▸ Reading passage
>> begin

Glacier is the southern most part of the Northern Hawk Owl's range, Gniadek said Monday. The owl's main range is primarily northern Canada and Alaska, sweeping across the north half of the continent, according to the Sibley Guide to Birds.

But Gniadek has two theories as to why the birds have arrived in Glacier. One is there might be a habitat or prey problem in Canada, which would cause some birds to migrate south.

But the more plausible explanation is fire. Fires scorched much of the North Fork in 2001 and again in 2003. Now those areas have seen significant regeneration of young trees, forbs, shrubs and grasses as the forest canopy has opened up.

The surge in new plant life, in turn, boosts vole populations, and voles are what Northern Hawk Owls eat.

Fire also kills trees, leaving many standing, but hollow, either from the fire, or from woodpeckers. Northern Hawk Owls are cavity nesters, so they also now have homes in Glacier.

The owls are being spotted now, in part, because their young, called fledglings, are leaving the nest in a phenomenon known as branching.

The young hop out on a branch or log and stretch their wings, taking hops and jumps and first short flights while the parents keep watch and feed them. It's the call of the fledglings which makes them easier to locate.

The photos in this spread are of fledglings. The adults were watching from high above. They may actually be a fourth group, the Park has to investigate the sighting further.

Hawk owl sightings were extremely rare in Glacier prior to 1990, Gniadek said. By 1990, they were found in the Red Bench fire burn, which torched a large swath of the North Fork near Polebridge. But even then, they weren't common.

>> end

▸ Written exercise 1
According to the passage on Northern Hawk Owls in Glacier, why does fire make the North Fork a good place for these owls? Answer in one to three sentences.
▸ Written exercise 2
Return the words of the passage on Northern Hawk Owls in Glacier, starting with "Fire also kills" and going on through "easier to locate.".
Work only from the passage on Northern Hawk Owls in Glacier.

▸ Recorded information
>> begin

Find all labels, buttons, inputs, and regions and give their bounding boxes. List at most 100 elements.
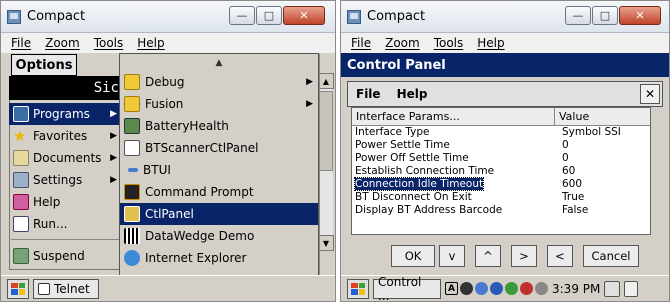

>> end

▸ Worked answer 1
The fires opened the forest canopy, and young trees, forbs, shrubs and grasses grew back. That new plant life boosts vole populations, and voles are what the owls eat. The fires also left standing hollow trees, which give the cavity-nesting owls places to nest.

▸ Worked answer 2
Fire also kills trees, leaving many standing, but hollow, either from the fire, or from woodpeckers. Northern Hawk Owls are cavity nesters, so they also now have homes in Glacier.

The owls are being spotted now, in part, because their young, called fledglings, are leaving the nest in a phenomenon known as branching.

The young hop out on a branch or log and stretch their wings, taking hops and jumps and first short flights while the parents keep watch and feed them. It's the call of the fledglings which makes them easier to locate.